Items =
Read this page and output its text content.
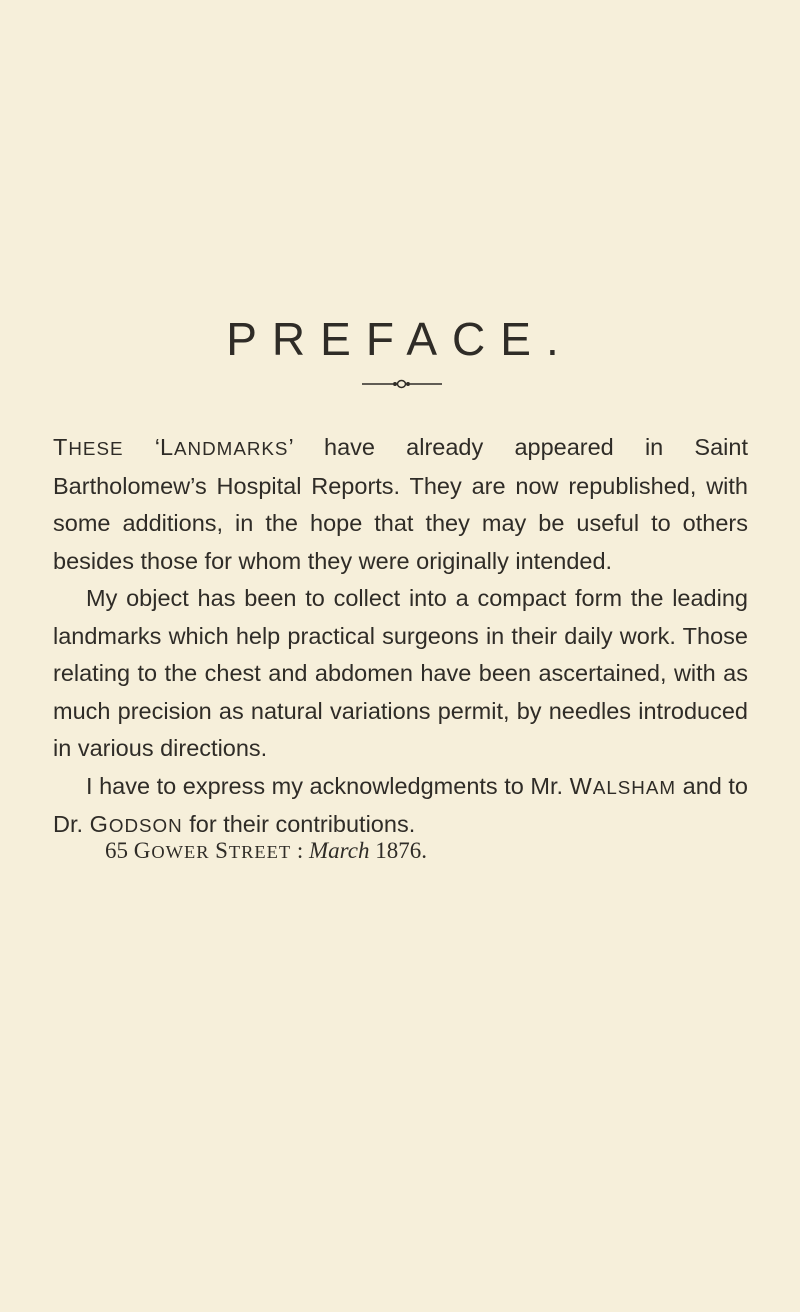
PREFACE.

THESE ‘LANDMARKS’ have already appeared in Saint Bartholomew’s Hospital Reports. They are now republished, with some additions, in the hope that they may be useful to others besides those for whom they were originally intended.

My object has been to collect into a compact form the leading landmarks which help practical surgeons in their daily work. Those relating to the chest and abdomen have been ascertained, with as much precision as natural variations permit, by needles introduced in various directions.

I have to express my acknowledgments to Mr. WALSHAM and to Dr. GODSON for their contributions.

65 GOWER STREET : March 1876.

Problem = Leave out the pictures and give the listing above again exactly.

Reply to the task =
Read this page and output its text content.
PREFACE.

THESE ‘LANDMARKS’ have already appeared in Saint Bartholomew’s Hospital Reports. They are now republished, with some additions, in the hope that they may be useful to others besides those for whom they were originally intended.

My object has been to collect into a compact form the leading landmarks which help practical surgeons in their daily work. Those relating to the chest and abdomen have been ascertained, with as much precision as natural variations permit, by needles introduced in various directions.

I have to express my acknowledgments to Mr. WALSHAM and to Dr. GODSON for their contributions.

65 GOWER STREET : March 1876.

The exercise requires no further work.